> _Problem description_
Each record below should be output verbatim, without pictures.

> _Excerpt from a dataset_
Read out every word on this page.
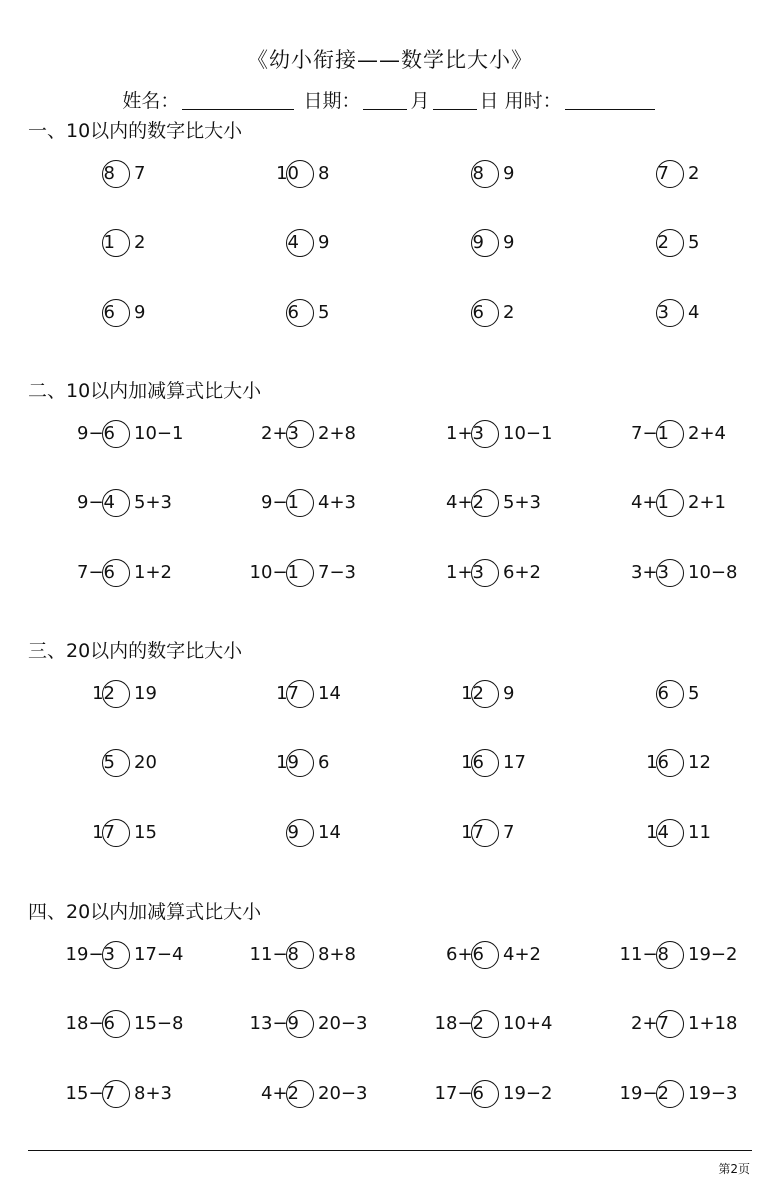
《幼小衔接——数学比大小》
姓名：	日期：	月	日 用时：
一、10以内的数字比大小
8 7	10 8	8 9	7 2
1 2	4 9	9 9	2 5
6 9	6 5	6 2	3 4
二、10以内加减算式比大小
9−6 10−1	2+3 2+8	1+3 10−1	7−1 2+4
9−4 5+3	9−1 4+3	4+2 5+3	4+1 2+1
7−6 1+2	10−1 7−3	1+3 6+2	3+3 10−8
三、20以内的数字比大小
12 19	17 14	12 9	6 5
5 20	19 6	16 17	16 12
17 15	9 14	17 7	14 11
四、20以内加减算式比大小
19−3 17−4	11−8 8+8	6+6 4+2	11−8 19−2
18−6 15−8	13−9 20−3	18−2 10+4	2+7 1+18
15−7 8+3	4+2 20−3	17−6 19−2	19−2 19−3
第2页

> _Reply to the exercise_
Read out every word on this page.
《幼小衔接——数学比大小》
姓名：	日期：	月	日 用时：
一、10以内的数字比大小
8 7	10 8	8 9	7 2
1 2	4 9	9 9	2 5
6 9	6 5	6 2	3 4
二、10以内加减算式比大小
9−6 10−1	2+3 2+8	1+3 10−1	7−1 2+4
9−4 5+3	9−1 4+3	4+2 5+3	4+1 2+1
7−6 1+2	10−1 7−3	1+3 6+2	3+3 10−8
三、20以内的数字比大小
12 19	17 14	12 9	6 5
5 20	19 6	16 17	16 12
17 15	9 14	17 7	14 11
四、20以内加减算式比大小
19−3 17−4	11−8 8+8	6+6 4+2	11−8 19−2
18−6 15−8	13−9 20−3	18−2 10+4	2+7 1+18
15−7 8+3	4+2 20−3	17−6 19−2	19−2 19−3
第2页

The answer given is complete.